→ **Short task**
Scan the entries below and count the lines holding the string "Breakeven". Supply only the number.

***

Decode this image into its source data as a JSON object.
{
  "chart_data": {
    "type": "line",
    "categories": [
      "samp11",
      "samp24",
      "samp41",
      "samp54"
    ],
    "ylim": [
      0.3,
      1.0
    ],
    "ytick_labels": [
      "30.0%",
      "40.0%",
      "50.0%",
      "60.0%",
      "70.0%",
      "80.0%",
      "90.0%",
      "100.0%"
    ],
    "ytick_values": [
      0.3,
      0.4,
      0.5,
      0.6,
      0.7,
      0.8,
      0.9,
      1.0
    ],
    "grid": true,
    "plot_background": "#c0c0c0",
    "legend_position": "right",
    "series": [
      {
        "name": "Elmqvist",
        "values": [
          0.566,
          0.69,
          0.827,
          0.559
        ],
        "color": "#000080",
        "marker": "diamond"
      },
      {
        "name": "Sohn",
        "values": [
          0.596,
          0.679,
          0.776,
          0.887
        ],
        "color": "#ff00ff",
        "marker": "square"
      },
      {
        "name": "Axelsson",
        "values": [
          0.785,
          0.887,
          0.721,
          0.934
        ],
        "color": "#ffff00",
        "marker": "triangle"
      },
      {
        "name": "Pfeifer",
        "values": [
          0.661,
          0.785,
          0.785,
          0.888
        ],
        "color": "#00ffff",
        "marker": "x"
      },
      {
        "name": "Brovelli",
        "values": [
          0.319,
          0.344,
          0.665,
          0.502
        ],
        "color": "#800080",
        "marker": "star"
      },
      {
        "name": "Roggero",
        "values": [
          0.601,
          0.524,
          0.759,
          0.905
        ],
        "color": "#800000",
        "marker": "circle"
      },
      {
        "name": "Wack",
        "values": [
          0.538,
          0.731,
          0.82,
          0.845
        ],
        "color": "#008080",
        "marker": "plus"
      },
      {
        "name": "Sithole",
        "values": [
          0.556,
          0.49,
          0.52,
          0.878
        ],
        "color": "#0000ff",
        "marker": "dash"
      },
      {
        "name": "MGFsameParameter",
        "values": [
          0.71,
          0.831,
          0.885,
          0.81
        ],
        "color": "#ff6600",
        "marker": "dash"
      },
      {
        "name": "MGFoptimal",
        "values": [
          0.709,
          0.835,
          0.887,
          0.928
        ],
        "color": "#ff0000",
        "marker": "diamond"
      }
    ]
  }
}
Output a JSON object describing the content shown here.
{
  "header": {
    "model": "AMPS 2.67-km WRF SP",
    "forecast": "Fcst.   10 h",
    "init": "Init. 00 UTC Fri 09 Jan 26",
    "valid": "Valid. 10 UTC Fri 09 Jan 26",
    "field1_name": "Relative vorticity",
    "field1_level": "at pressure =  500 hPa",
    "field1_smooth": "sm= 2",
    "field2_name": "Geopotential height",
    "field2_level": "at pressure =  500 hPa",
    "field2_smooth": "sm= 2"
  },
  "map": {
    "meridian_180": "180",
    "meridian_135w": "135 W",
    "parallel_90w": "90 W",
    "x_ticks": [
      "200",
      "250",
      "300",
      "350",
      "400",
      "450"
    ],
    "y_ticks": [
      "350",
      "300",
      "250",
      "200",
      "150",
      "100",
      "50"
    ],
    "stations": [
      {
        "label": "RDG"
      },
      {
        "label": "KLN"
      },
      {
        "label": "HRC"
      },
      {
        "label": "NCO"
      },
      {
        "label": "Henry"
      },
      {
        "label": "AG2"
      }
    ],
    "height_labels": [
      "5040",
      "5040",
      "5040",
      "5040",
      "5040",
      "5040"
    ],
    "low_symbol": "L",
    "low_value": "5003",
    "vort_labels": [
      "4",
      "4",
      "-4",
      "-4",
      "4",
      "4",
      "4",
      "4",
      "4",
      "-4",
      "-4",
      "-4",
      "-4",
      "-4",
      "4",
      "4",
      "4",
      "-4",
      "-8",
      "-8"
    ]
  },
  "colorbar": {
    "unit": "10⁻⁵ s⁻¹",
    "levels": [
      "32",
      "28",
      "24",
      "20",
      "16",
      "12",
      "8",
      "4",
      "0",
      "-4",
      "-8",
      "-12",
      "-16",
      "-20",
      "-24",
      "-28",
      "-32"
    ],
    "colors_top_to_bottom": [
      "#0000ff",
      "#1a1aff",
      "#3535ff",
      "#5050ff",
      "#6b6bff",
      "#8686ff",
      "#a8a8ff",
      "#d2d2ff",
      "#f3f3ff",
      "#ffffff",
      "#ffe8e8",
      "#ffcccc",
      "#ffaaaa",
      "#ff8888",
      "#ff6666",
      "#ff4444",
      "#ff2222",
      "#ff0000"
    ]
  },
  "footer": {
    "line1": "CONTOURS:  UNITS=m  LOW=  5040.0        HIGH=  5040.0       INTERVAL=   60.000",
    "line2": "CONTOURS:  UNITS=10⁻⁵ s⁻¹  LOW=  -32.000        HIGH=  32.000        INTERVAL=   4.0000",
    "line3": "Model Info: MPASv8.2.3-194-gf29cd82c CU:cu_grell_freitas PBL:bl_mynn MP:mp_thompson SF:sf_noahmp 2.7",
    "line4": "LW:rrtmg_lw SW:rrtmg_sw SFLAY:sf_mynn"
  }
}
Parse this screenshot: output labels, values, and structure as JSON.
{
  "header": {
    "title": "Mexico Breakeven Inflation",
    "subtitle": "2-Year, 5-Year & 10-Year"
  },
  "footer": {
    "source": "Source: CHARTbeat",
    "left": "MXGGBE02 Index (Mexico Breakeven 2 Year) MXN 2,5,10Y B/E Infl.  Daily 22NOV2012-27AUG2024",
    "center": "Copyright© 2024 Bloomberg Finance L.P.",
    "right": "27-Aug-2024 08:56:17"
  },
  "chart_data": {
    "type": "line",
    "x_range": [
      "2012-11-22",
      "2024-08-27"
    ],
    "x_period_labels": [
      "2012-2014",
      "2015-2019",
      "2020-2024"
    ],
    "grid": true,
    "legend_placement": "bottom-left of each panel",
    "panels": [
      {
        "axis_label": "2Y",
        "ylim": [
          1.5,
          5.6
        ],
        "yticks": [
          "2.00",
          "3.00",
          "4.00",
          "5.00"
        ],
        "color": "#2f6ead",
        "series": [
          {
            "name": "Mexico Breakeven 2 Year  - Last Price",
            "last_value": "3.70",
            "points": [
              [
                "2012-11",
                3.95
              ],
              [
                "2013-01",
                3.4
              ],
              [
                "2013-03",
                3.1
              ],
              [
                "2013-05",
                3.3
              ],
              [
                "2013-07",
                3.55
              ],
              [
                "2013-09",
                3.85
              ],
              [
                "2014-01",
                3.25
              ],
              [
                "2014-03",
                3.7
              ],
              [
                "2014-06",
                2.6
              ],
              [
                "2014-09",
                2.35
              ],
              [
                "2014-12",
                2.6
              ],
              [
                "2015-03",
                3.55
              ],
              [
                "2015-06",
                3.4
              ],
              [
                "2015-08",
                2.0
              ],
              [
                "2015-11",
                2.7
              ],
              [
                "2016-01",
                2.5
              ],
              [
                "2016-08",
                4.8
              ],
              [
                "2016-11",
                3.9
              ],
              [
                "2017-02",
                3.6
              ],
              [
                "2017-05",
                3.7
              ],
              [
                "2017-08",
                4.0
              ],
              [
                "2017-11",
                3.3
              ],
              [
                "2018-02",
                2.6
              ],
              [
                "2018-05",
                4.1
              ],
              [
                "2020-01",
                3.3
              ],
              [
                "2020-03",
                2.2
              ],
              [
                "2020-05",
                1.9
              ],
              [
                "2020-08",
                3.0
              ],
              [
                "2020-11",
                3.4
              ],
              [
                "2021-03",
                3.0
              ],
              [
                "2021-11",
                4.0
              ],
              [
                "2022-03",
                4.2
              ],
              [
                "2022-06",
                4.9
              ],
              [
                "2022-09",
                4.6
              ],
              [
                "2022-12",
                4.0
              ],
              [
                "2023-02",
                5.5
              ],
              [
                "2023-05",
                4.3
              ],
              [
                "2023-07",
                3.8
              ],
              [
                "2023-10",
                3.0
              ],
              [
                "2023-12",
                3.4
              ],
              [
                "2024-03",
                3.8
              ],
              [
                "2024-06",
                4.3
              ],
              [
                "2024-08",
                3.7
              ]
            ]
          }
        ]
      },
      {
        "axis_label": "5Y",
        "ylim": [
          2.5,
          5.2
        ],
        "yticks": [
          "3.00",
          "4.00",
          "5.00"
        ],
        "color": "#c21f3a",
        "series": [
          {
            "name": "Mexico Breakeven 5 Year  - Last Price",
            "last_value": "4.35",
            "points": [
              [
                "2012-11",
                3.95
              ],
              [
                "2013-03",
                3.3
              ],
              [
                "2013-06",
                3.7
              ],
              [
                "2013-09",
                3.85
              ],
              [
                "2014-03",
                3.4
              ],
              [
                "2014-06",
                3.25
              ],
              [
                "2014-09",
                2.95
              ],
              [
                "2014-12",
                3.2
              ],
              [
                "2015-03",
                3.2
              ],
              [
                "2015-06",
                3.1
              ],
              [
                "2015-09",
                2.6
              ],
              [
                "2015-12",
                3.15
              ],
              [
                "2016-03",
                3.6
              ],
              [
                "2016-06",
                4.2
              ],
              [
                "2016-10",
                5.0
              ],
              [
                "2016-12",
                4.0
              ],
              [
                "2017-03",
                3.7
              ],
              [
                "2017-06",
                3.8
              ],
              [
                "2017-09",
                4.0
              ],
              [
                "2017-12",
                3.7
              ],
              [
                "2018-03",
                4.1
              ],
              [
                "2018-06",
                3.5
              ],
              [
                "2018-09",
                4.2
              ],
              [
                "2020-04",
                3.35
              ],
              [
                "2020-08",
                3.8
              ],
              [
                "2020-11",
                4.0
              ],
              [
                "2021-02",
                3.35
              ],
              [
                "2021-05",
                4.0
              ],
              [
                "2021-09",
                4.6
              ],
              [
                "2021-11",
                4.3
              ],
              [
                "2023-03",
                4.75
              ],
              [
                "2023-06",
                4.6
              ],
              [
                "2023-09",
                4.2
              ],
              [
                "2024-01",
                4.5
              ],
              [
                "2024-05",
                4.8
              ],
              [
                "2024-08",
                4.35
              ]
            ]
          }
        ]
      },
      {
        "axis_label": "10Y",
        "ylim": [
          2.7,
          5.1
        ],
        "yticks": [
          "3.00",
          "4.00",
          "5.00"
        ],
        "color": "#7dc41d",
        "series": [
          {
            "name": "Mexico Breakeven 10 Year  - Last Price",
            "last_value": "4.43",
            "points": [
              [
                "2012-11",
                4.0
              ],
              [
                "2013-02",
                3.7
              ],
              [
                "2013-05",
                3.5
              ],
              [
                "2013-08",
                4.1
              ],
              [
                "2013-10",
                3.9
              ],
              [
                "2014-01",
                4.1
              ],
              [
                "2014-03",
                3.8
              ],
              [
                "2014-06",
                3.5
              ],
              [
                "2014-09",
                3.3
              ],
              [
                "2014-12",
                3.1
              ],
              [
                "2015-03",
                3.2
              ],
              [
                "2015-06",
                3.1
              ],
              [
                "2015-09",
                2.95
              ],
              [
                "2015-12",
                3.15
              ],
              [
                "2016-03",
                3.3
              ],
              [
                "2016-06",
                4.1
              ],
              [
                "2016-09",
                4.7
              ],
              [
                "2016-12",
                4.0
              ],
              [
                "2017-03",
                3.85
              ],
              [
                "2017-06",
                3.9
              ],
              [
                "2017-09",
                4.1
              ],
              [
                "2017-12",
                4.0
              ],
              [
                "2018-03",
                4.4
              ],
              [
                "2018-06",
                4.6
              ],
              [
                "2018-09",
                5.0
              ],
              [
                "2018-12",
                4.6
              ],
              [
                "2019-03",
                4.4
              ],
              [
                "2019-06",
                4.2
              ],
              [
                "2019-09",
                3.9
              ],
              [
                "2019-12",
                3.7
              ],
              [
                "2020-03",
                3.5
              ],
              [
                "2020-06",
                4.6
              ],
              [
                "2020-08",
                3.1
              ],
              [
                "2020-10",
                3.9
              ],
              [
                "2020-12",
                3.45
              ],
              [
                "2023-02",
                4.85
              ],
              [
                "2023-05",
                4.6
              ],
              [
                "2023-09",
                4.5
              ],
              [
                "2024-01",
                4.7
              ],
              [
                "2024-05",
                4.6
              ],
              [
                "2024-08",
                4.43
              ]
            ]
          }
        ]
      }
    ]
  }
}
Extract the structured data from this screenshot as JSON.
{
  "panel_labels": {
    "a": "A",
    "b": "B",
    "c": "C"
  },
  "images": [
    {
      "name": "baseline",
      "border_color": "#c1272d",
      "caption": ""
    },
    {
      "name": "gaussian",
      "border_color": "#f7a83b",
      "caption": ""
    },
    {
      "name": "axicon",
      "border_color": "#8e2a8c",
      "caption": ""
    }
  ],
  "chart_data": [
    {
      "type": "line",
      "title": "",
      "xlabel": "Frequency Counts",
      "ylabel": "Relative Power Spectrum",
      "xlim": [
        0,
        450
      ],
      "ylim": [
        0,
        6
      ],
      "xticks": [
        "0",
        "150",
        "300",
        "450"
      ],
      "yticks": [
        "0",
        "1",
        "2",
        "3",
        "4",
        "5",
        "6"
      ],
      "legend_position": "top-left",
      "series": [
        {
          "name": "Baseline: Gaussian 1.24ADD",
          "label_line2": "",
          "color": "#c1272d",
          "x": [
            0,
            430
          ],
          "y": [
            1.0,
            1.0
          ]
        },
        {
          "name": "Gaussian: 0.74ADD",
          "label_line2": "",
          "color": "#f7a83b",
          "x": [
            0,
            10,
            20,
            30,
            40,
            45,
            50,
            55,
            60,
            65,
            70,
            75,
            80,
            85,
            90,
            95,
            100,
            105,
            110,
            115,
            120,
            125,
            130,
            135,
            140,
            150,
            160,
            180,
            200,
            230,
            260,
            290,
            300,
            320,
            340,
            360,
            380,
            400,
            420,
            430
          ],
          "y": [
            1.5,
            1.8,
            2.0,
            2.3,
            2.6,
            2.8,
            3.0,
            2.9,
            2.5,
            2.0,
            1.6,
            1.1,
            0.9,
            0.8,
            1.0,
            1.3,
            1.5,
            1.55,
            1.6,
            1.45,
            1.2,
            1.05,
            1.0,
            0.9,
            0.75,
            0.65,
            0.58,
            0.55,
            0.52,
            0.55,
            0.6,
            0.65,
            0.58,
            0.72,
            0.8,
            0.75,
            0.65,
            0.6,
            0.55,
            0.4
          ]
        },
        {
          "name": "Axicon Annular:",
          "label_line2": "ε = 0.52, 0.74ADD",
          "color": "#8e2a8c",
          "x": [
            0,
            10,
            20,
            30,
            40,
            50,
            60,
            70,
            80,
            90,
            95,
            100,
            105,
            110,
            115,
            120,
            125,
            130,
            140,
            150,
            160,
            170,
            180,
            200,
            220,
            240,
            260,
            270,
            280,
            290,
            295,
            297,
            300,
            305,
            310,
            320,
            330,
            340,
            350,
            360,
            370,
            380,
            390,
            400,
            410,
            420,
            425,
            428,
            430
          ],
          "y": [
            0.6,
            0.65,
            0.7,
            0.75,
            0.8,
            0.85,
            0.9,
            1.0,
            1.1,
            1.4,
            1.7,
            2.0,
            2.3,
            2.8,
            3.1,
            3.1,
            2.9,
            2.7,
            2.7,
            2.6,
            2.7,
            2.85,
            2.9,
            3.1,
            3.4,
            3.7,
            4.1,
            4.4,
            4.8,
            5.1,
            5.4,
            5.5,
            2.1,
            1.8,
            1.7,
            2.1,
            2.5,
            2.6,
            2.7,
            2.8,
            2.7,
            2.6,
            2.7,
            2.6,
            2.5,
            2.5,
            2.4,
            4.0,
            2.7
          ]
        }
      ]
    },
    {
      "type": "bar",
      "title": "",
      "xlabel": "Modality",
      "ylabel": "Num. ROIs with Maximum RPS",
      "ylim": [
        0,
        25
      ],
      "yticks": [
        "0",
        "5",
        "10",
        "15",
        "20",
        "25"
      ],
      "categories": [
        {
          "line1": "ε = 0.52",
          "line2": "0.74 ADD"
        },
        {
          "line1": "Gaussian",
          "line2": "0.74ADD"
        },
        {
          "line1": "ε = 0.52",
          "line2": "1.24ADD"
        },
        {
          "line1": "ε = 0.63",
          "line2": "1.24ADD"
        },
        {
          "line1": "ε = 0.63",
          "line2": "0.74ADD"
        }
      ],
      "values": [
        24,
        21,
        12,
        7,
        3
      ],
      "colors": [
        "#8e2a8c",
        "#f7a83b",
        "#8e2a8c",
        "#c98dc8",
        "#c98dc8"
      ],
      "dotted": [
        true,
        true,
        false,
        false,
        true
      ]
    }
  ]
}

***

→ **Finished exercise**
5